WHAT IS EXPECTED:
What follows is a listing; give it again exactly, in its entirety.

--- START OF DATASET EXTRACT ---

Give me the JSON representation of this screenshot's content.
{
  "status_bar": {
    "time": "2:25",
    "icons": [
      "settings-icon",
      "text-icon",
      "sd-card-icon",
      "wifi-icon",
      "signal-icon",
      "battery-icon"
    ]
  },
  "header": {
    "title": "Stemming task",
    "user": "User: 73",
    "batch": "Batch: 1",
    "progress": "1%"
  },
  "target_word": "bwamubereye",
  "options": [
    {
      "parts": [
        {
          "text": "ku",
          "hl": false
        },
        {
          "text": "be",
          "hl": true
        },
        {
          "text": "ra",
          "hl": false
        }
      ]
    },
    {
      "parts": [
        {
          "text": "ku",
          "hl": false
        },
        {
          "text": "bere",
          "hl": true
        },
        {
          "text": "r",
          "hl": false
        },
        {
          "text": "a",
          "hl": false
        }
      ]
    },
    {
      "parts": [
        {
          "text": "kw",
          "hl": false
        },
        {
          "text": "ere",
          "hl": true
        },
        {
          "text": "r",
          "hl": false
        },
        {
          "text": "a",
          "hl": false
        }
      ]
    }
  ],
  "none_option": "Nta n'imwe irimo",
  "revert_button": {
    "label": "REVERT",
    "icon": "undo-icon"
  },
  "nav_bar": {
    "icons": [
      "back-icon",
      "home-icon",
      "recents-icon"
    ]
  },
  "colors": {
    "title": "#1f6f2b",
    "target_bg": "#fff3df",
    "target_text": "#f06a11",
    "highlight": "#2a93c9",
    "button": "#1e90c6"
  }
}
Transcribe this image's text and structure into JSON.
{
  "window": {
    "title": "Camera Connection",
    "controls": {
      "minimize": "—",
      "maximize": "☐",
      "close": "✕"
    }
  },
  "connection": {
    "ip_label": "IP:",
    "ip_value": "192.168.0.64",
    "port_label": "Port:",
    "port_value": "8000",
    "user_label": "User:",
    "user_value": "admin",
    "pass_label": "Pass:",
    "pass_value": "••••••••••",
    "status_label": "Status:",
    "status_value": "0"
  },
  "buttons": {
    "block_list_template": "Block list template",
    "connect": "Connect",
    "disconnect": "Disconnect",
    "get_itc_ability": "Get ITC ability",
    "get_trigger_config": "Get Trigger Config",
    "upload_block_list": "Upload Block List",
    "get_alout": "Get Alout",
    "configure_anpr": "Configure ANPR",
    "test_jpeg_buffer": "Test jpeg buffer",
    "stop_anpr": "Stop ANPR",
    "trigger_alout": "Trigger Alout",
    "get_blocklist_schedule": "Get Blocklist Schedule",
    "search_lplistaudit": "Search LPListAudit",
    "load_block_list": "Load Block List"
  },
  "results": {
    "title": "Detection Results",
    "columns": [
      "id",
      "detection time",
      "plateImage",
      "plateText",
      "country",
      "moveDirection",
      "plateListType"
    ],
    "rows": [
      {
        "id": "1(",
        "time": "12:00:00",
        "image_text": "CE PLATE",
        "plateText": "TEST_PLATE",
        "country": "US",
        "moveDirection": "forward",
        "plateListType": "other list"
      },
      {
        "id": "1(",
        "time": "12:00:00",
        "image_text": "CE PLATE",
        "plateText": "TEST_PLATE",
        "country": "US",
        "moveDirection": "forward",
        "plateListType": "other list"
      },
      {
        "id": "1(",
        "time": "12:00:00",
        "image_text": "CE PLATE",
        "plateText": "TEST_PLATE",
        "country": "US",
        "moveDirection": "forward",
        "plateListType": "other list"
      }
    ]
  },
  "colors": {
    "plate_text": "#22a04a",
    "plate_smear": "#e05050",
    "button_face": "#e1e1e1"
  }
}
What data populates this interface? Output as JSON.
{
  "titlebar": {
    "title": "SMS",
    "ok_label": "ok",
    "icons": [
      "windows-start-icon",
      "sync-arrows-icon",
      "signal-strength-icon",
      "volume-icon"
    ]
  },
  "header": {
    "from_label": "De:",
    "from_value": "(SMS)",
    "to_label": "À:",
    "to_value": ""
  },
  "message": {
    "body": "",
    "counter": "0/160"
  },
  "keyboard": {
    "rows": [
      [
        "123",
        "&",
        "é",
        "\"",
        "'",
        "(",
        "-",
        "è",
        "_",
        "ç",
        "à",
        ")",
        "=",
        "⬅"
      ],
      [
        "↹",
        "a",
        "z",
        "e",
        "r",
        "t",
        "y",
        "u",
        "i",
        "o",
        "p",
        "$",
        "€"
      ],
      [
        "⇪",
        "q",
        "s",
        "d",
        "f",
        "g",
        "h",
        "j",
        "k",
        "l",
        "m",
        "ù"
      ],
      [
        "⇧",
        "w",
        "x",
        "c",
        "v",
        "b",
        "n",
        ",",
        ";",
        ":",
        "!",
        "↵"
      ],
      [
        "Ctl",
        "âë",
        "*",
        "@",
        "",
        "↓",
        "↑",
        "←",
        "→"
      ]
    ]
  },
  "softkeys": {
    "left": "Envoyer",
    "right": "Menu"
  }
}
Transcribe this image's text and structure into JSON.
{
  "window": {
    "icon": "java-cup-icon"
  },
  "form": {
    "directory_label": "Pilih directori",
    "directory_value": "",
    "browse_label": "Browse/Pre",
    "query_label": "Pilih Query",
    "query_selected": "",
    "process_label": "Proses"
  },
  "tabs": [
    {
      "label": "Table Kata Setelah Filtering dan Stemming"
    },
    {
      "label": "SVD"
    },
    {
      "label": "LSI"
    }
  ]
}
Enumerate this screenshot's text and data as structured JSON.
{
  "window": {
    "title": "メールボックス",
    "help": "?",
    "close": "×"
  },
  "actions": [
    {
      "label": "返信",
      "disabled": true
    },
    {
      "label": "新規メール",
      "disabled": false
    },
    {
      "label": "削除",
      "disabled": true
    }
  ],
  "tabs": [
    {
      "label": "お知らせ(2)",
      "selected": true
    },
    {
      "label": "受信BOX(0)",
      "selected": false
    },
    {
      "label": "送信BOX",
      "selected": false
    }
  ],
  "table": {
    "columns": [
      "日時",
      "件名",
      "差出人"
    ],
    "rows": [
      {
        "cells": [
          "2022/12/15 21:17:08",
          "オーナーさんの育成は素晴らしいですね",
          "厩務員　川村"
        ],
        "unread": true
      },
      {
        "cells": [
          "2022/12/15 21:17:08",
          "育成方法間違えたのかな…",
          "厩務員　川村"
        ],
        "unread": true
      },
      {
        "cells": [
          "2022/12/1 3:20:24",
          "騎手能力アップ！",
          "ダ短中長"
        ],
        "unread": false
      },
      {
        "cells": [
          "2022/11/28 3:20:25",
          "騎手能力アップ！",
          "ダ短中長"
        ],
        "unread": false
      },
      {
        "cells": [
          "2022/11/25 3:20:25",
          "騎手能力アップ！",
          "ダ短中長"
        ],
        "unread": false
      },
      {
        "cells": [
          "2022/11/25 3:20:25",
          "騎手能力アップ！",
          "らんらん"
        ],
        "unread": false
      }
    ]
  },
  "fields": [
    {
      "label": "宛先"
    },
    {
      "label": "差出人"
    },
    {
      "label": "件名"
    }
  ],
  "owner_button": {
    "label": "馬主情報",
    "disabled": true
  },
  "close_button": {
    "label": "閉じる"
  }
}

--- END OF DATASET EXTRACT ---

SOLUTION TO THIS EXERCISE:
Give me the JSON representation of this screenshot's content.
{
  "status_bar": {
    "time": "2:25",
    "icons": [
      "settings-icon",
      "text-icon",
      "sd-card-icon",
      "wifi-icon",
      "signal-icon",
      "battery-icon"
    ]
  },
  "header": {
    "title": "Stemming task",
    "user": "User: 73",
    "batch": "Batch: 1",
    "progress": "1%"
  },
  "target_word": "bwamubereye",
  "options": [
    {
      "parts": [
        {
          "text": "ku",
          "hl": false
        },
        {
          "text": "be",
          "hl": true
        },
        {
          "text": "ra",
          "hl": false
        }
      ]
    },
    {
      "parts": [
        {
          "text": "ku",
          "hl": false
        },
        {
          "text": "bere",
          "hl": true
        },
        {
          "text": "r",
          "hl": false
        },
        {
          "text": "a",
          "hl": false
        }
      ]
    },
    {
      "parts": [
        {
          "text": "kw",
          "hl": false
        },
        {
          "text": "ere",
          "hl": true
        },
        {
          "text": "r",
          "hl": false
        },
        {
          "text": "a",
          "hl": false
        }
      ]
    }
  ],
  "none_option": "Nta n'imwe irimo",
  "revert_button": {
    "label": "REVERT",
    "icon": "undo-icon"
  },
  "nav_bar": {
    "icons": [
      "back-icon",
      "home-icon",
      "recents-icon"
    ]
  },
  "colors": {
    "title": "#1f6f2b",
    "target_bg": "#fff3df",
    "target_text": "#f06a11",
    "highlight": "#2a93c9",
    "button": "#1e90c6"
  }
}
Transcribe this image's text and structure into JSON.
{
  "window": {
    "title": "Camera Connection",
    "controls": {
      "minimize": "—",
      "maximize": "☐",
      "close": "✕"
    }
  },
  "connection": {
    "ip_label": "IP:",
    "ip_value": "192.168.0.64",
    "port_label": "Port:",
    "port_value": "8000",
    "user_label": "User:",
    "user_value": "admin",
    "pass_label": "Pass:",
    "pass_value": "••••••••••",
    "status_label": "Status:",
    "status_value": "0"
  },
  "buttons": {
    "block_list_template": "Block list template",
    "connect": "Connect",
    "disconnect": "Disconnect",
    "get_itc_ability": "Get ITC ability",
    "get_trigger_config": "Get Trigger Config",
    "upload_block_list": "Upload Block List",
    "get_alout": "Get Alout",
    "configure_anpr": "Configure ANPR",
    "test_jpeg_buffer": "Test jpeg buffer",
    "stop_anpr": "Stop ANPR",
    "trigger_alout": "Trigger Alout",
    "get_blocklist_schedule": "Get Blocklist Schedule",
    "search_lplistaudit": "Search LPListAudit",
    "load_block_list": "Load Block List"
  },
  "results": {
    "title": "Detection Results",
    "columns": [
      "id",
      "detection time",
      "plateImage",
      "plateText",
      "country",
      "moveDirection",
      "plateListType"
    ],
    "rows": [
      {
        "id": "1(",
        "time": "12:00:00",
        "image_text": "CE PLATE",
        "plateText": "TEST_PLATE",
        "country": "US",
        "moveDirection": "forward",
        "plateListType": "other list"
      },
      {
        "id": "1(",
        "time": "12:00:00",
        "image_text": "CE PLATE",
        "plateText": "TEST_PLATE",
        "country": "US",
        "moveDirection": "forward",
        "plateListType": "other list"
      },
      {
        "id": "1(",
        "time": "12:00:00",
        "image_text": "CE PLATE",
        "plateText": "TEST_PLATE",
        "country": "US",
        "moveDirection": "forward",
        "plateListType": "other list"
      }
    ]
  },
  "colors": {
    "plate_text": "#22a04a",
    "plate_smear": "#e05050",
    "button_face": "#e1e1e1"
  }
}
What data populates this interface? Output as JSON.
{
  "titlebar": {
    "title": "SMS",
    "ok_label": "ok",
    "icons": [
      "windows-start-icon",
      "sync-arrows-icon",
      "signal-strength-icon",
      "volume-icon"
    ]
  },
  "header": {
    "from_label": "De:",
    "from_value": "(SMS)",
    "to_label": "À:",
    "to_value": ""
  },
  "message": {
    "body": "",
    "counter": "0/160"
  },
  "keyboard": {
    "rows": [
      [
        "123",
        "&",
        "é",
        "\"",
        "'",
        "(",
        "-",
        "è",
        "_",
        "ç",
        "à",
        ")",
        "=",
        "⬅"
      ],
      [
        "↹",
        "a",
        "z",
        "e",
        "r",
        "t",
        "y",
        "u",
        "i",
        "o",
        "p",
        "$",
        "€"
      ],
      [
        "⇪",
        "q",
        "s",
        "d",
        "f",
        "g",
        "h",
        "j",
        "k",
        "l",
        "m",
        "ù"
      ],
      [
        "⇧",
        "w",
        "x",
        "c",
        "v",
        "b",
        "n",
        ",",
        ";",
        ":",
        "!",
        "↵"
      ],
      [
        "Ctl",
        "âë",
        "*",
        "@",
        "",
        "↓",
        "↑",
        "←",
        "→"
      ]
    ]
  },
  "softkeys": {
    "left": "Envoyer",
    "right": "Menu"
  }
}
Transcribe this image's text and structure into JSON.
{
  "window": {
    "icon": "java-cup-icon"
  },
  "form": {
    "directory_label": "Pilih directori",
    "directory_value": "",
    "browse_label": "Browse/Pre",
    "query_label": "Pilih Query",
    "query_selected": "",
    "process_label": "Proses"
  },
  "tabs": [
    {
      "label": "Table Kata Setelah Filtering dan Stemming"
    },
    {
      "label": "SVD"
    },
    {
      "label": "LSI"
    }
  ]
}
Enumerate this screenshot's text and data as structured JSON.
{
  "window": {
    "title": "メールボックス",
    "help": "?",
    "close": "×"
  },
  "actions": [
    {
      "label": "返信",
      "disabled": true
    },
    {
      "label": "新規メール",
      "disabled": false
    },
    {
      "label": "削除",
      "disabled": true
    }
  ],
  "tabs": [
    {
      "label": "お知らせ(2)",
      "selected": true
    },
    {
      "label": "受信BOX(0)",
      "selected": false
    },
    {
      "label": "送信BOX",
      "selected": false
    }
  ],
  "table": {
    "columns": [
      "日時",
      "件名",
      "差出人"
    ],
    "rows": [
      {
        "cells": [
          "2022/12/15 21:17:08",
          "オーナーさんの育成は素晴らしいですね",
          "厩務員　川村"
        ],
        "unread": true
      },
      {
        "cells": [
          "2022/12/15 21:17:08",
          "育成方法間違えたのかな…",
          "厩務員　川村"
        ],
        "unread": true
      },
      {
        "cells": [
          "2022/12/1 3:20:24",
          "騎手能力アップ！",
          "ダ短中長"
        ],
        "unread": false
      },
      {
        "cells": [
          "2022/11/28 3:20:25",
          "騎手能力アップ！",
          "ダ短中長"
        ],
        "unread": false
      },
      {
        "cells": [
          "2022/11/25 3:20:25",
          "騎手能力アップ！",
          "ダ短中長"
        ],
        "unread": false
      },
      {
        "cells": [
          "2022/11/25 3:20:25",
          "騎手能力アップ！",
          "らんらん"
        ],
        "unread": false
      }
    ]
  },
  "fields": [
    {
      "label": "宛先"
    },
    {
      "label": "差出人"
    },
    {
      "label": "件名"
    }
  ],
  "owner_button": {
    "label": "馬主情報",
    "disabled": true
  },
  "close_button": {
    "label": "閉じる"
  }
}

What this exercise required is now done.